Begin
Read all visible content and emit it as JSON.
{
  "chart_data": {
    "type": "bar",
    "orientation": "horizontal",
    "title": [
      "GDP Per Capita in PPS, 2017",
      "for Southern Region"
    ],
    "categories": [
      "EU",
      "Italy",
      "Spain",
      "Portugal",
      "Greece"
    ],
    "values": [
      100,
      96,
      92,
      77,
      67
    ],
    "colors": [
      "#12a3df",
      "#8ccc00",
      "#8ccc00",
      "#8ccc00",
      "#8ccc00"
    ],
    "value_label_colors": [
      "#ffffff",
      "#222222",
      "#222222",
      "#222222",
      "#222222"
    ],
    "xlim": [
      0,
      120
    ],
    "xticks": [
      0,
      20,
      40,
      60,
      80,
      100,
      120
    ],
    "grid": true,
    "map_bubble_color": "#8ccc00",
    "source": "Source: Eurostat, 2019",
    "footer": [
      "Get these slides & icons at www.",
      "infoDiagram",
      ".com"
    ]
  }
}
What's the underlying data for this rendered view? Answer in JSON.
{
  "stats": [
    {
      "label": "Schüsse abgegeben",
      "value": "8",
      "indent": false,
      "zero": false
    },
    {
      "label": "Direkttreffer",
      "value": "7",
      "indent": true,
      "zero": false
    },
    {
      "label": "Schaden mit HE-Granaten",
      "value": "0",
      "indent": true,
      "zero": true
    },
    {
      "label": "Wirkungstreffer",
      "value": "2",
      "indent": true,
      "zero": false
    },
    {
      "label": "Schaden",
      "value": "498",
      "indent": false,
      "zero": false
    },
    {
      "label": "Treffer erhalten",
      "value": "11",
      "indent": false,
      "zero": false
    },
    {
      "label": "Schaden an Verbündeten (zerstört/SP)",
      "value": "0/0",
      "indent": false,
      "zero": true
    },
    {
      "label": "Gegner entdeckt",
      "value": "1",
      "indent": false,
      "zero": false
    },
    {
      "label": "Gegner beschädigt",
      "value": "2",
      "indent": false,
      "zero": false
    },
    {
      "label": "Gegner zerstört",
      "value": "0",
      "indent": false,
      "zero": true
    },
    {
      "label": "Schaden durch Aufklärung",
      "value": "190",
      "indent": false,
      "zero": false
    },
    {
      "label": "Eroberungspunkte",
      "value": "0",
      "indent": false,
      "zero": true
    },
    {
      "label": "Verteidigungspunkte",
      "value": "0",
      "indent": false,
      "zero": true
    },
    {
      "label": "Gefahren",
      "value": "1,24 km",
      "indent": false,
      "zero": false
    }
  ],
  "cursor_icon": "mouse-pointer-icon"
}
End
*EXERCISE INSTRUCTIONS:* Pick out and copy every line that contains the word "JSON".

*TASK SOLUTION:*
Read all visible content and emit it as JSON.
What's the underlying data for this rendered view? Answer in JSON.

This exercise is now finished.